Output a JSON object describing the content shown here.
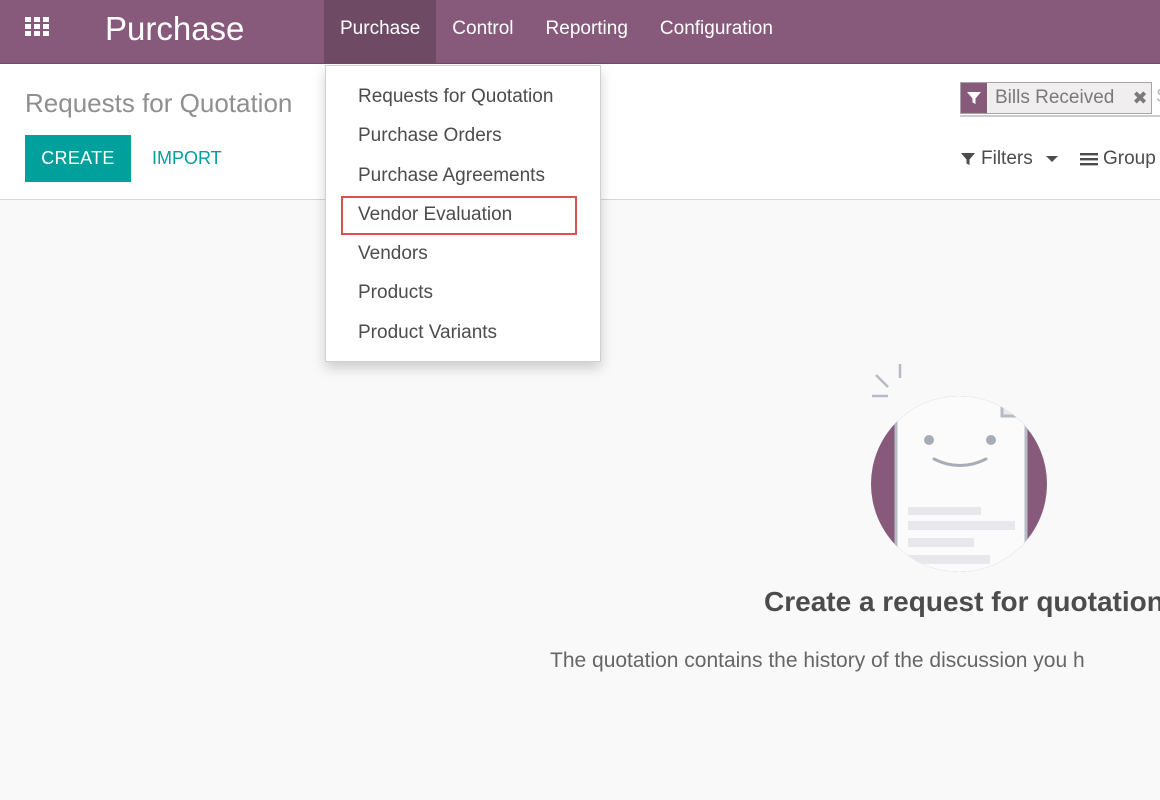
{
  "navbar": {
    "brand": "Purchase",
    "menu": [
      {
        "label": "Purchase"
      },
      {
        "label": "Control"
      },
      {
        "label": "Reporting"
      },
      {
        "label": "Configuration"
      }
    ],
    "color": "#875a7b"
  },
  "control_panel": {
    "breadcrumb": "Requests for Quotation",
    "create_label": "CREATE",
    "import_label": "IMPORT",
    "facet_label": "Bills Received",
    "search_fragment": "S",
    "filters_label": "Filters",
    "group_label": "Group"
  },
  "dropdown": {
    "items": [
      {
        "label": "Requests for Quotation"
      },
      {
        "label": "Purchase Orders"
      },
      {
        "label": "Purchase Agreements"
      },
      {
        "label": "Vendor Evaluation"
      },
      {
        "label": "Vendors"
      },
      {
        "label": "Products"
      },
      {
        "label": "Product Variants"
      }
    ],
    "highlighted_item": "Vendor Evaluation"
  },
  "empty_state": {
    "title": "Create a request for quotation",
    "description": "The quotation contains the history of the discussion you h"
  },
  "colors": {
    "brand": "#875a7b",
    "primary_button": "#00a09d",
    "highlight_border": "#d9534f"
  }
}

TASK BRIEF. Repeat the records above exactly, leaving out any pictures they contain.

RESULT BELOW.
Output a JSON object describing the content shown here.
{
  "navbar": {
    "brand": "Purchase",
    "menu": [
      {
        "label": "Purchase"
      },
      {
        "label": "Control"
      },
      {
        "label": "Reporting"
      },
      {
        "label": "Configuration"
      }
    ],
    "color": "#875a7b"
  },
  "control_panel": {
    "breadcrumb": "Requests for Quotation",
    "create_label": "CREATE",
    "import_label": "IMPORT",
    "facet_label": "Bills Received",
    "search_fragment": "S",
    "filters_label": "Filters",
    "group_label": "Group"
  },
  "dropdown": {
    "items": [
      {
        "label": "Requests for Quotation"
      },
      {
        "label": "Purchase Orders"
      },
      {
        "label": "Purchase Agreements"
      },
      {
        "label": "Vendor Evaluation"
      },
      {
        "label": "Vendors"
      },
      {
        "label": "Products"
      },
      {
        "label": "Product Variants"
      }
    ],
    "highlighted_item": "Vendor Evaluation"
  },
  "empty_state": {
    "title": "Create a request for quotation",
    "description": "The quotation contains the history of the discussion you h"
  },
  "colors": {
    "brand": "#875a7b",
    "primary_button": "#00a09d",
    "highlight_border": "#d9534f"
  }
}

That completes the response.